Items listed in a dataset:

— Start —

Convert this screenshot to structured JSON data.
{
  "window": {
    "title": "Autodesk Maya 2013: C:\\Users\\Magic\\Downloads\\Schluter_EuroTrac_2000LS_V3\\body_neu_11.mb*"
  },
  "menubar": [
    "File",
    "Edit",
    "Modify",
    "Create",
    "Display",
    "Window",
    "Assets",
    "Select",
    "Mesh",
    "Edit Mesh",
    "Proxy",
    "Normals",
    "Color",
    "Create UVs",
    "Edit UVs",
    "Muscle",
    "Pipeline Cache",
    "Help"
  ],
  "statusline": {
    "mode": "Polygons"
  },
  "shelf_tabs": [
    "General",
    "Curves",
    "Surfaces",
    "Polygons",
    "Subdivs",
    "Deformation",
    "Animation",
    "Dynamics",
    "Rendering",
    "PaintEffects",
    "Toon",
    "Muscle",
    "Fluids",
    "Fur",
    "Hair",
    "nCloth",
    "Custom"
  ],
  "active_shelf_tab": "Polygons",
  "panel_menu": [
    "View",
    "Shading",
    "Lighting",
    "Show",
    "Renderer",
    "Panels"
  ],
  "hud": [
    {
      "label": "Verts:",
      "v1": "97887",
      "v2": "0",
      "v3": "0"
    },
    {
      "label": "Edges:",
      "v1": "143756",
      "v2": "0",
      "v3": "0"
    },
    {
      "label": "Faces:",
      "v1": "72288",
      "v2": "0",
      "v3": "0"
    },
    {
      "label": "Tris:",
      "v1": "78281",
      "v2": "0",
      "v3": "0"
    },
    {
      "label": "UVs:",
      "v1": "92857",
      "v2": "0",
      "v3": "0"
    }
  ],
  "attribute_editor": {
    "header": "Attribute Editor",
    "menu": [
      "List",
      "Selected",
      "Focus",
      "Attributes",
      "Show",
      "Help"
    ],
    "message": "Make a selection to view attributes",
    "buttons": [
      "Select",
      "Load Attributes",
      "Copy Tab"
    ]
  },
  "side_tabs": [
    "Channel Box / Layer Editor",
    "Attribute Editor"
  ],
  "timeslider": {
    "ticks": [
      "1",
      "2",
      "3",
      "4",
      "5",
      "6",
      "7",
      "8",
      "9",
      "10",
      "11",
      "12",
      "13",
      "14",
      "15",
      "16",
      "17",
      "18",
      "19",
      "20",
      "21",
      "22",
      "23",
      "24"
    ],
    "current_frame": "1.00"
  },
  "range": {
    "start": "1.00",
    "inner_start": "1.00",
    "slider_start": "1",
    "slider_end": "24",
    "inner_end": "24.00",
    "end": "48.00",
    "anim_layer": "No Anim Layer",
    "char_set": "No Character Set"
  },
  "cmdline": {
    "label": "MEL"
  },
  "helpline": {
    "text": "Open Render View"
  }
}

— End —
— Start —

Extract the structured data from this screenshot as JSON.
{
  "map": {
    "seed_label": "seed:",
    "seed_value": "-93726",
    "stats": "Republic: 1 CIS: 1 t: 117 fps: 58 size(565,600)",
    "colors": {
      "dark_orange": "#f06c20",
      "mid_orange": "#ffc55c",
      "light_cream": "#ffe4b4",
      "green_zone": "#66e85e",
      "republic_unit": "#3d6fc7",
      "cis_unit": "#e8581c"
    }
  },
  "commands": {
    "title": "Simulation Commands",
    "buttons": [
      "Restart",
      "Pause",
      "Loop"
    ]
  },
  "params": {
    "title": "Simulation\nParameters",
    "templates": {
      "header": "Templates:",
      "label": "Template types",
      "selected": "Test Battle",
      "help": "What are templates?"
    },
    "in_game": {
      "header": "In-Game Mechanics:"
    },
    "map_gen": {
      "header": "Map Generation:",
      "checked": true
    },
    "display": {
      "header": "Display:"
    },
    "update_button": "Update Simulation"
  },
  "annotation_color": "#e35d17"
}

— End —
— Start —

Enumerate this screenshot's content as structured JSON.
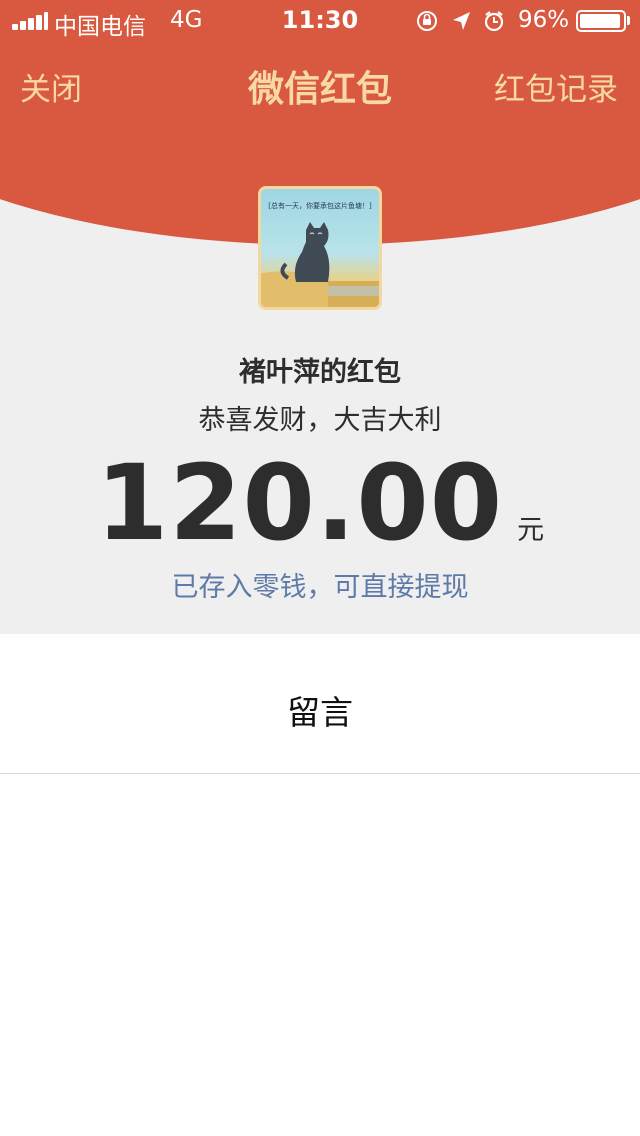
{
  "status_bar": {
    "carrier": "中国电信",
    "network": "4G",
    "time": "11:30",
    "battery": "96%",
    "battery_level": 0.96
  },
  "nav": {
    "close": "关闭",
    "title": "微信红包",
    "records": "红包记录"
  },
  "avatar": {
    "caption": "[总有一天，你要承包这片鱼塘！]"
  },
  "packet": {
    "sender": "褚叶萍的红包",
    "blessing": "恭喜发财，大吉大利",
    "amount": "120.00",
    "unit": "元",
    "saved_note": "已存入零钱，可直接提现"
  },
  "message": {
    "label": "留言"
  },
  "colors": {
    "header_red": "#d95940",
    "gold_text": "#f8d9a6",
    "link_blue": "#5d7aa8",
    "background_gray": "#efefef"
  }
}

— End —

DIRECTIVE:
Of the lines above, how many contain the word "message"? Provide the number and nothing else.

REPLY:
2